**Exercise goal:**
Copy out everything from the line containing "window-title-bar: アイテム鑑定詳細 ✕" down to the line containing "rarity-star-icon: ★ bbox=[156, 134, 167, 148]", both included, with nothing changed.

-=-=-

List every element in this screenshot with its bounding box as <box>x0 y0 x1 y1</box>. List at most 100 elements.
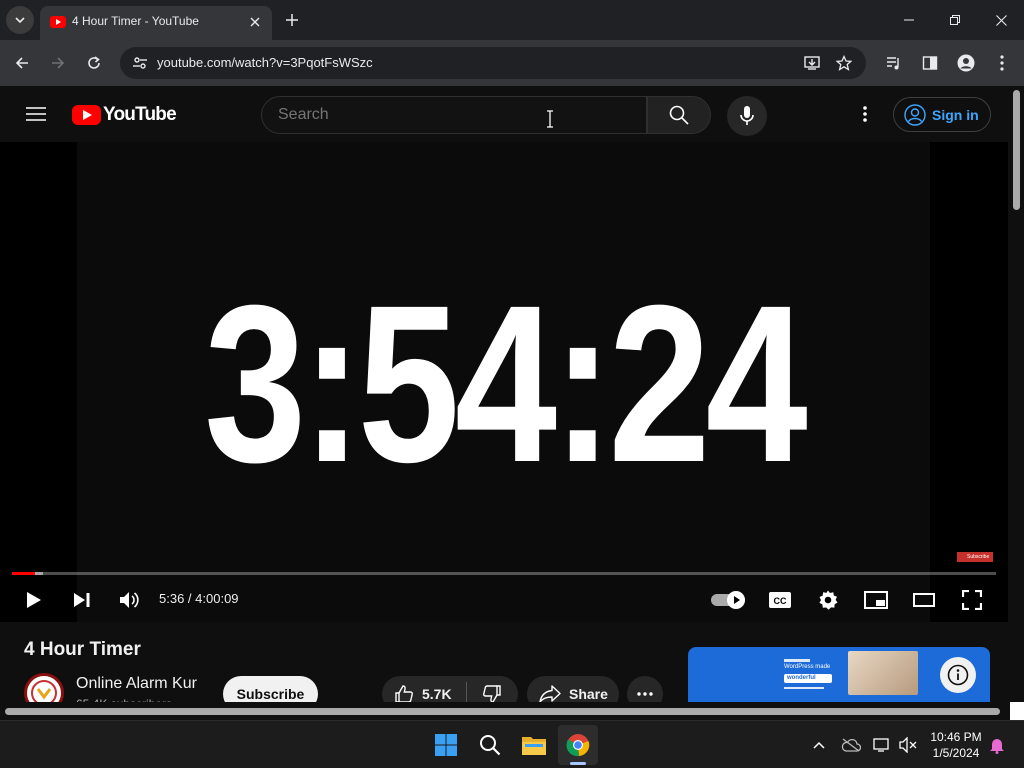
taskbar: 10:46 PM 1/5/2024 <box>0 720 1024 768</box>
youtube-logo-text: YouTube <box>103 104 177 125</box>
ad-info-button[interactable] <box>940 657 976 693</box>
settings-menu-button[interactable] <box>853 100 877 128</box>
play-icon <box>27 592 41 608</box>
settings-button[interactable] <box>812 586 844 614</box>
site-info-button[interactable] <box>128 51 152 75</box>
share-label: Share <box>569 686 608 702</box>
ad-image <box>848 651 918 695</box>
search-input[interactable] <box>278 106 618 124</box>
screen: 4 Hour Timer - YouTube youtube.com/watch… <box>0 0 1024 768</box>
text-cursor-icon <box>547 110 553 128</box>
horizontal-scrollbar[interactable] <box>0 702 1010 720</box>
close-window-button[interactable] <box>978 0 1024 40</box>
youtube-logo[interactable]: YouTube <box>72 104 177 125</box>
ad-highlight: wonderful <box>784 674 832 683</box>
arrow-left-icon <box>15 57 28 69</box>
file-explorer-button[interactable] <box>514 725 554 765</box>
scrollbar-corner <box>1010 702 1024 720</box>
subtitles-button[interactable]: CC <box>764 586 796 614</box>
theater-mode-button[interactable] <box>908 586 940 614</box>
tab-title: 4 Hour Timer - YouTube <box>72 14 199 28</box>
duration: 4:00:09 <box>195 591 239 606</box>
search-button[interactable] <box>647 96 711 134</box>
star-icon <box>836 55 852 71</box>
chevron-down-icon <box>15 17 25 24</box>
sign-in-button[interactable]: Sign in <box>893 97 991 132</box>
chrome-taskbar-button[interactable] <box>558 725 598 765</box>
notifications-button[interactable] <box>986 734 1008 756</box>
restore-icon <box>950 15 960 25</box>
miniplayer-icon <box>864 591 888 609</box>
clock[interactable]: 10:46 PM 1/5/2024 <box>924 729 988 761</box>
guide-menu-button[interactable] <box>22 100 50 128</box>
windows-logo-icon <box>435 734 457 756</box>
sign-in-label: Sign in <box>932 106 979 123</box>
profile-button[interactable] <box>952 49 980 77</box>
taskbar-search-button[interactable] <box>470 725 510 765</box>
voice-search-button[interactable] <box>727 96 767 136</box>
browser-tab-active[interactable]: 4 Hour Timer - YouTube <box>40 6 272 40</box>
music-queue-icon <box>887 57 899 70</box>
timer-display: 3:54:24 <box>204 259 808 509</box>
tab-close-button[interactable] <box>246 13 264 31</box>
search-box[interactable] <box>261 96 647 134</box>
play-button[interactable] <box>18 586 50 614</box>
address-bar[interactable]: youtube.com/watch?v=3PqotFsWSzc <box>120 47 866 79</box>
ad-banner[interactable]: WordPress made wonderful <box>688 647 990 707</box>
play-icon <box>734 596 740 604</box>
current-time: 5:36 <box>159 591 185 606</box>
video-player[interactable]: 3:54:24 Subscribe 5:36 / 4:00:09 CC <box>0 142 1008 622</box>
url-text[interactable]: youtube.com/watch?v=3PqotFsWSzc <box>157 55 373 70</box>
more-vertical-icon <box>1000 55 1004 71</box>
cloud-off-icon <box>841 738 861 752</box>
tab-search-button[interactable] <box>6 6 34 34</box>
fullscreen-icon <box>962 590 982 610</box>
bookmark-button[interactable] <box>832 51 856 75</box>
volume-tray-icon[interactable] <box>898 734 920 756</box>
close-icon <box>250 17 260 27</box>
autoplay-toggle[interactable] <box>711 591 747 609</box>
hamburger-menu-icon <box>26 107 46 121</box>
account-circle-icon <box>904 103 926 126</box>
chevron-up-icon <box>813 741 825 749</box>
forward-button[interactable] <box>44 49 72 77</box>
install-app-button[interactable] <box>800 51 824 75</box>
vertical-scrollbar[interactable] <box>1010 86 1024 702</box>
side-panel-button[interactable] <box>916 49 944 77</box>
media-controls-button[interactable] <box>880 49 908 77</box>
miniplayer-button[interactable] <box>860 586 892 614</box>
video-frame[interactable]: 3:54:24 Subscribe <box>77 142 993 622</box>
share-icon <box>539 685 561 703</box>
browser-toolbar: youtube.com/watch?v=3PqotFsWSzc <box>0 40 1024 86</box>
vertical-scrollbar-thumb[interactable] <box>1013 90 1020 210</box>
svg-text:CC: CC <box>774 596 787 606</box>
network-tray-icon[interactable] <box>872 734 894 756</box>
next-button[interactable] <box>66 586 98 614</box>
subscribe-watermark[interactable]: Subscribe <box>957 552 993 562</box>
more-vertical-icon <box>863 106 867 122</box>
ad-headline: WordPress made <box>784 664 831 670</box>
progress-bar[interactable] <box>12 572 996 575</box>
more-horizontal-icon <box>637 692 653 696</box>
active-app-indicator <box>570 762 586 765</box>
youtube-masthead: YouTube Sign in <box>0 86 1010 142</box>
install-icon <box>804 56 820 70</box>
onedrive-tray-icon[interactable] <box>840 734 862 756</box>
thumbs-down-icon <box>483 685 501 703</box>
channel-name[interactable]: Online Alarm Kur <box>76 675 197 693</box>
fullscreen-button[interactable] <box>956 586 988 614</box>
reload-button[interactable] <box>80 49 108 77</box>
restore-button[interactable] <box>932 0 978 40</box>
time-separator: / <box>184 591 196 606</box>
minimize-button[interactable] <box>886 0 932 40</box>
autoplay-knob <box>727 591 745 609</box>
new-tab-button[interactable] <box>282 10 302 30</box>
thumbs-up-icon <box>395 685 413 703</box>
show-hidden-icons-button[interactable] <box>808 734 830 756</box>
mute-button[interactable] <box>113 586 145 614</box>
horizontal-scrollbar-thumb[interactable] <box>5 708 1000 715</box>
back-button[interactable] <box>8 49 36 77</box>
theater-mode-icon <box>913 593 935 607</box>
start-button[interactable] <box>426 725 466 765</box>
browser-menu-button[interactable] <box>988 49 1016 77</box>
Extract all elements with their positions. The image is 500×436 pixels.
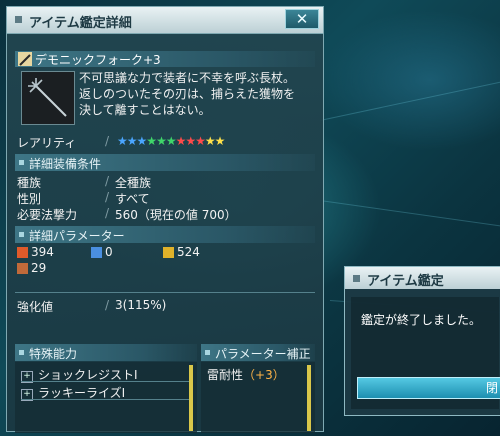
window-title-bar: アイテム鑑定詳細 ✕ bbox=[7, 7, 323, 34]
item-appraisal-detail-window: アイテム鑑定詳細 ✕ デモニックフォーク+3 不可思議な力で装者に不幸を呼ぶ長杖… bbox=[6, 6, 324, 433]
param-bonus-value: （+3） bbox=[243, 368, 285, 382]
divider bbox=[15, 292, 315, 293]
bg-line bbox=[319, 80, 500, 121]
rarity-star-icon: ★ bbox=[156, 134, 167, 148]
item-name: デモニックフォーク+3 bbox=[35, 53, 161, 67]
item-description-line: 返しのついたその刃は、捕らえた獲物を bbox=[79, 87, 296, 101]
rarity-star-icon: ★ bbox=[195, 134, 206, 148]
title-bullet-icon bbox=[353, 275, 360, 282]
divider bbox=[21, 381, 191, 382]
param-bonus-header: パラメーター補正 bbox=[201, 344, 315, 361]
rarity-star-icon: ★ bbox=[175, 134, 187, 148]
abilities-header-label: 特殊能力 bbox=[29, 347, 78, 361]
appraisal-dialog: アイテム鑑定 鑑定が終了しました。 閉 bbox=[344, 266, 500, 416]
rarity-star-icon: ★ bbox=[185, 134, 196, 148]
required-tech-value: 560（現在の値 700） bbox=[115, 208, 237, 222]
requirements-header-label: 詳細装備条件 bbox=[29, 157, 102, 171]
separator: / bbox=[105, 190, 110, 204]
rarity-star-icon: ★ bbox=[146, 134, 157, 148]
defense-value: 0 bbox=[105, 245, 113, 259]
enhancement-value: 3(115%) bbox=[115, 298, 167, 312]
ability-label: ショックレジストI bbox=[38, 368, 138, 382]
item-description-line: 決して離すことはない。 bbox=[79, 103, 211, 117]
separator: / bbox=[105, 206, 110, 220]
param-bonus-scrollbar[interactable] bbox=[307, 365, 311, 431]
required-tech-label: 必要法撃力 bbox=[17, 208, 78, 222]
rarity-star-icon: ★ bbox=[126, 134, 138, 148]
dialog-message: 鑑定が終了しました。 bbox=[361, 313, 482, 327]
param-bonus-header-label: パラメーター補正 bbox=[215, 347, 311, 361]
divider bbox=[21, 399, 191, 400]
abilities-scrollbar[interactable] bbox=[189, 365, 193, 431]
dialog-title: アイテム鑑定 bbox=[367, 274, 444, 289]
attack-value: 394 bbox=[31, 245, 54, 259]
separator: / bbox=[105, 298, 110, 312]
dexterity-icon bbox=[17, 263, 28, 274]
rarity-star-icon: ★ bbox=[136, 134, 148, 148]
title-bullet-icon bbox=[15, 16, 22, 23]
param-bonus-label: 雷耐性 bbox=[207, 368, 244, 382]
defense-icon bbox=[91, 247, 102, 258]
technique-icon bbox=[163, 247, 174, 258]
race-value: 全種族 bbox=[115, 176, 152, 190]
separator: / bbox=[105, 174, 110, 188]
rarity-star-icon: ★ bbox=[214, 134, 226, 148]
abilities-header: 特殊能力 bbox=[15, 344, 197, 361]
separator: / bbox=[105, 134, 110, 148]
close-dialog-button[interactable]: 閉 bbox=[357, 377, 500, 399]
dialog-title-bar: アイテム鑑定 bbox=[345, 267, 500, 289]
parameters-header-label: 詳細パラメーター bbox=[29, 229, 125, 243]
rarity-stars: ★★★★★★★★★★★ bbox=[117, 134, 226, 148]
gender-label: 性別 bbox=[17, 192, 42, 206]
requirements-header: 詳細装備条件 bbox=[15, 154, 315, 171]
wand-icon bbox=[18, 52, 32, 66]
window-title: アイテム鑑定詳細 bbox=[29, 16, 132, 31]
rarity-star-icon: ★ bbox=[204, 134, 216, 148]
technique-value: 524 bbox=[177, 245, 200, 259]
gender-value: すべて bbox=[115, 192, 150, 206]
bg-line bbox=[319, 200, 500, 228]
rarity-label: レアリティ bbox=[17, 136, 77, 150]
dexterity-value: 29 bbox=[31, 261, 47, 275]
race-label: 種族 bbox=[17, 176, 42, 190]
parameters-header: 詳細パラメーター bbox=[15, 226, 315, 243]
rarity-star-icon: ★ bbox=[165, 134, 177, 148]
item-description-line: 不可思議な力で装者に不幸を呼ぶ長杖。 bbox=[79, 71, 296, 85]
rarity-star-icon: ★ bbox=[117, 134, 128, 148]
attack-icon bbox=[17, 247, 28, 258]
param-bonus-item: 雷耐性（+3） bbox=[207, 366, 285, 383]
close-button[interactable]: ✕ bbox=[285, 9, 319, 29]
enhancement-label: 強化値 bbox=[17, 300, 54, 314]
ability-label: ラッキーライズI bbox=[38, 386, 126, 400]
item-image bbox=[21, 71, 75, 125]
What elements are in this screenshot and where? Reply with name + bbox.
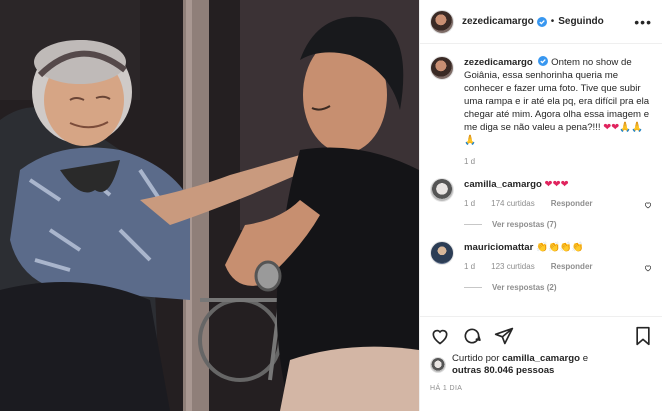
reply-button[interactable]: Responder xyxy=(551,260,593,273)
comment-like-count[interactable]: 174 curtidas xyxy=(491,197,535,210)
heart-emoji: ❤ xyxy=(544,179,553,190)
comment-bubble-icon[interactable] xyxy=(462,326,482,346)
caption-username[interactable]: zezedicamargo xyxy=(464,57,533,68)
clapping-hands-emoji: 👏 xyxy=(559,242,572,253)
reply-button[interactable]: Responder xyxy=(551,197,593,210)
heart-icon[interactable] xyxy=(430,326,450,346)
liked-by-text: Curtido por camilla_camargo e outras 80.… xyxy=(452,353,588,377)
liked-by-prefix: Curtido por xyxy=(452,353,500,364)
praying-hands-emoji: 🙏 xyxy=(464,135,476,146)
comment-like-heart-icon[interactable] xyxy=(640,263,652,273)
paper-plane-icon[interactable] xyxy=(494,326,514,346)
comment-time: 1 d xyxy=(464,262,476,271)
comments-list: zezedicamargo Ontem no show de Goiânia, … xyxy=(420,44,662,358)
separator-dot: • xyxy=(550,16,555,27)
action-icons xyxy=(430,325,652,347)
comment-item: camilla_camargo ❤❤❤ 1 d 174 curtidas Res… xyxy=(430,178,652,231)
heart-emoji: ❤ xyxy=(560,179,569,190)
follow-status-button[interactable]: Seguindo xyxy=(558,16,604,27)
post-header: zezedicamargo • Seguindo ••• xyxy=(420,0,662,44)
view-replies-label: Ver respostas (7) xyxy=(492,220,557,229)
caption-avatar[interactable] xyxy=(430,56,454,80)
commenter-username[interactable]: mauriciomattar xyxy=(464,242,533,253)
verified-badge-icon xyxy=(536,16,547,27)
liked-by-joiner: e xyxy=(582,353,589,364)
post-actions: Curtido por camilla_camargo e outras 80.… xyxy=(420,316,662,392)
commenter-avatar[interactable] xyxy=(430,241,454,265)
view-replies-button[interactable]: Ver respostas (7) xyxy=(464,218,640,231)
liked-by: Curtido por camilla_camargo e outras 80.… xyxy=(430,353,652,377)
liker-avatar[interactable] xyxy=(430,357,446,373)
caption-body: zezedicamargo Ontem no show de Goiânia, … xyxy=(464,56,652,168)
comment-body: mauriciomattar 👏👏👏👏 1 d 123 curtidas Res… xyxy=(464,241,640,294)
heart-emoji: ❤ xyxy=(552,179,561,190)
comment-meta: 1 d 123 curtidas Responder xyxy=(464,260,640,273)
view-replies-label: Ver respostas (2) xyxy=(492,283,557,292)
bookmark-icon[interactable] xyxy=(634,326,652,346)
commenter-avatar[interactable] xyxy=(430,178,454,202)
post-side-panel: zezedicamargo • Seguindo ••• zezedicamar… xyxy=(419,0,662,411)
author-username[interactable]: zezedicamargo xyxy=(462,16,534,27)
replies-divider xyxy=(464,224,482,225)
caption-timestamp: 1 d xyxy=(464,157,476,166)
comment-time: 1 d xyxy=(464,199,476,208)
clapping-hands-emoji: 👏 xyxy=(535,242,548,253)
clapping-hands-emoji: 👏 xyxy=(547,242,560,253)
comment-like-count[interactable]: 123 curtidas xyxy=(491,260,535,273)
liked-by-user[interactable]: camilla_camargo xyxy=(502,353,580,364)
comment-meta: 1 d 174 curtidas Responder xyxy=(464,197,640,210)
comment-item: mauriciomattar 👏👏👏👏 1 d 123 curtidas Res… xyxy=(430,241,652,294)
view-replies-button[interactable]: Ver respostas (2) xyxy=(464,281,640,294)
praying-hands-emoji: 🙏 xyxy=(631,122,644,133)
caption: zezedicamargo Ontem no show de Goiânia, … xyxy=(430,56,652,168)
comment-like-heart-icon[interactable] xyxy=(640,200,652,210)
post-photo[interactable] xyxy=(0,0,419,411)
post-timestamp[interactable]: HÁ 1 DIA xyxy=(430,385,652,392)
post-photo-illustration xyxy=(0,0,419,411)
clapping-hands-emoji: 👏 xyxy=(571,242,584,253)
author-avatar[interactable] xyxy=(430,9,454,34)
commenter-username[interactable]: camilla_camargo xyxy=(464,179,542,190)
liked-by-others[interactable]: outras 80.046 pessoas xyxy=(452,365,554,376)
verified-badge-icon xyxy=(538,56,549,66)
more-options-icon[interactable]: ••• xyxy=(634,15,652,29)
replies-divider xyxy=(464,287,482,288)
comment-body: camilla_camargo ❤❤❤ 1 d 174 curtidas Res… xyxy=(464,178,640,231)
praying-hands-emoji: 🙏 xyxy=(619,122,632,133)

-=-=-

**Solved problem:**
window-title-bar: アイテム鑑定詳細 ✕ bbox=[7, 7, 323, 34]
item-appraisal-detail-window: アイテム鑑定詳細 ✕ デモニックフォーク+3 不可思議な力で装者に不幸を呼ぶ長杖… bbox=[6, 6, 324, 433]
param-bonus-value: （+3） bbox=[243, 368, 285, 382]
divider bbox=[15, 292, 315, 293]
bg-line bbox=[319, 80, 500, 121]
rarity-star-icon: ★ bbox=[156, 134, 167, 148]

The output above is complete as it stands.